▸ ROWS:
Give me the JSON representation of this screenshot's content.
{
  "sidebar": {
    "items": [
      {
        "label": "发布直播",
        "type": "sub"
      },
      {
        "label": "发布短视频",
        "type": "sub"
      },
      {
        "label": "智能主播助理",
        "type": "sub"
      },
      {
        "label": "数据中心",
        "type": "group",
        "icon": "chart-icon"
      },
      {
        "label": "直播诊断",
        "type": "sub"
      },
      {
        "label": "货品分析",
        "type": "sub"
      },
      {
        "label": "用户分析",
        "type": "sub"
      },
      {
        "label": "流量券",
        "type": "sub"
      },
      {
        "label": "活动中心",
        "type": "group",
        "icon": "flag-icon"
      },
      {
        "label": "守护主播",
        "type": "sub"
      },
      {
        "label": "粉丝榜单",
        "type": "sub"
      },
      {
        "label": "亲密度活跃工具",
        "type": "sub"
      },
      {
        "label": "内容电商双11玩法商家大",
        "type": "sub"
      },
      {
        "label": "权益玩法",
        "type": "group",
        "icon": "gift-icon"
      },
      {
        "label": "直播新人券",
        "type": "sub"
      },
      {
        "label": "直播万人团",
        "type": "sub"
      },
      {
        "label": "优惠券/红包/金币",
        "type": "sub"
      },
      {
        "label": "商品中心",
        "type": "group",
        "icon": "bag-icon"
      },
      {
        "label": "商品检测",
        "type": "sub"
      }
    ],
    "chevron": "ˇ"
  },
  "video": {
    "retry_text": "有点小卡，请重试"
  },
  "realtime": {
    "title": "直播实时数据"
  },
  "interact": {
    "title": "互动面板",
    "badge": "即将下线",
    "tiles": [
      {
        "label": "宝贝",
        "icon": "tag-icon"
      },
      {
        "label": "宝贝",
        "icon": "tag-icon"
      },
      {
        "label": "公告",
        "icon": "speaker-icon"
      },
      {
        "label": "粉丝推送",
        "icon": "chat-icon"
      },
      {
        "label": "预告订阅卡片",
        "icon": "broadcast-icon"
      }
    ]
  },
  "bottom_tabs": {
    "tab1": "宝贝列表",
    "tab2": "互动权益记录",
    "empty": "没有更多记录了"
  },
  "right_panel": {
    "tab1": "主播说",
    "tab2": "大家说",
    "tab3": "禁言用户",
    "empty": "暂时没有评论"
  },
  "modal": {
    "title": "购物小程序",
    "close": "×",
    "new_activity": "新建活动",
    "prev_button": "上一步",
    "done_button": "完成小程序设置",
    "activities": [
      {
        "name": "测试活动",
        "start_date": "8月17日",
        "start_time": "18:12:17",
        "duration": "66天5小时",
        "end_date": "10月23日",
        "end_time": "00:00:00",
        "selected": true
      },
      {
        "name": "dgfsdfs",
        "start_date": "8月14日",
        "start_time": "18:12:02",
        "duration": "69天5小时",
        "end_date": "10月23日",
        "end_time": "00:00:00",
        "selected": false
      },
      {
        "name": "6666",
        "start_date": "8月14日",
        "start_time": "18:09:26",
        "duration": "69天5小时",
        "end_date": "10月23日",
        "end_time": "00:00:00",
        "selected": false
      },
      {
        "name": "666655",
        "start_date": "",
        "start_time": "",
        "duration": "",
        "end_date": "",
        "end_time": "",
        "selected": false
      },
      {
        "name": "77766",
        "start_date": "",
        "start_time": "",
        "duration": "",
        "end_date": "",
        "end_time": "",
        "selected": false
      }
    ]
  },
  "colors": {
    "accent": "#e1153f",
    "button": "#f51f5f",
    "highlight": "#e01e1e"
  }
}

▸ GIVEN TASK: Write out the data again, exactly and in full.

▸ RESPONSE TO THE TASK:
Give me the JSON representation of this screenshot's content.
{
  "sidebar": {
    "items": [
      {
        "label": "发布直播",
        "type": "sub"
      },
      {
        "label": "发布短视频",
        "type": "sub"
      },
      {
        "label": "智能主播助理",
        "type": "sub"
      },
      {
        "label": "数据中心",
        "type": "group",
        "icon": "chart-icon"
      },
      {
        "label": "直播诊断",
        "type": "sub"
      },
      {
        "label": "货品分析",
        "type": "sub"
      },
      {
        "label": "用户分析",
        "type": "sub"
      },
      {
        "label": "流量券",
        "type": "sub"
      },
      {
        "label": "活动中心",
        "type": "group",
        "icon": "flag-icon"
      },
      {
        "label": "守护主播",
        "type": "sub"
      },
      {
        "label": "粉丝榜单",
        "type": "sub"
      },
      {
        "label": "亲密度活跃工具",
        "type": "sub"
      },
      {
        "label": "内容电商双11玩法商家大",
        "type": "sub"
      },
      {
        "label": "权益玩法",
        "type": "group",
        "icon": "gift-icon"
      },
      {
        "label": "直播新人券",
        "type": "sub"
      },
      {
        "label": "直播万人团",
        "type": "sub"
      },
      {
        "label": "优惠券/红包/金币",
        "type": "sub"
      },
      {
        "label": "商品中心",
        "type": "group",
        "icon": "bag-icon"
      },
      {
        "label": "商品检测",
        "type": "sub"
      }
    ],
    "chevron": "ˇ"
  },
  "video": {
    "retry_text": "有点小卡，请重试"
  },
  "realtime": {
    "title": "直播实时数据"
  },
  "interact": {
    "title": "互动面板",
    "badge": "即将下线",
    "tiles": [
      {
        "label": "宝贝",
        "icon": "tag-icon"
      },
      {
        "label": "宝贝",
        "icon": "tag-icon"
      },
      {
        "label": "公告",
        "icon": "speaker-icon"
      },
      {
        "label": "粉丝推送",
        "icon": "chat-icon"
      },
      {
        "label": "预告订阅卡片",
        "icon": "broadcast-icon"
      }
    ]
  },
  "bottom_tabs": {
    "tab1": "宝贝列表",
    "tab2": "互动权益记录",
    "empty": "没有更多记录了"
  },
  "right_panel": {
    "tab1": "主播说",
    "tab2": "大家说",
    "tab3": "禁言用户",
    "empty": "暂时没有评论"
  },
  "modal": {
    "title": "购物小程序",
    "close": "×",
    "new_activity": "新建活动",
    "prev_button": "上一步",
    "done_button": "完成小程序设置",
    "activities": [
      {
        "name": "测试活动",
        "start_date": "8月17日",
        "start_time": "18:12:17",
        "duration": "66天5小时",
        "end_date": "10月23日",
        "end_time": "00:00:00",
        "selected": true
      },
      {
        "name": "dgfsdfs",
        "start_date": "8月14日",
        "start_time": "18:12:02",
        "duration": "69天5小时",
        "end_date": "10月23日",
        "end_time": "00:00:00",
        "selected": false
      },
      {
        "name": "6666",
        "start_date": "8月14日",
        "start_time": "18:09:26",
        "duration": "69天5小时",
        "end_date": "10月23日",
        "end_time": "00:00:00",
        "selected": false
      },
      {
        "name": "666655",
        "start_date": "",
        "start_time": "",
        "duration": "",
        "end_date": "",
        "end_time": "",
        "selected": false
      },
      {
        "name": "77766",
        "start_date": "",
        "start_time": "",
        "duration": "",
        "end_date": "",
        "end_time": "",
        "selected": false
      }
    ]
  },
  "colors": {
    "accent": "#e1153f",
    "button": "#f51f5f",
    "highlight": "#e01e1e"
  }
}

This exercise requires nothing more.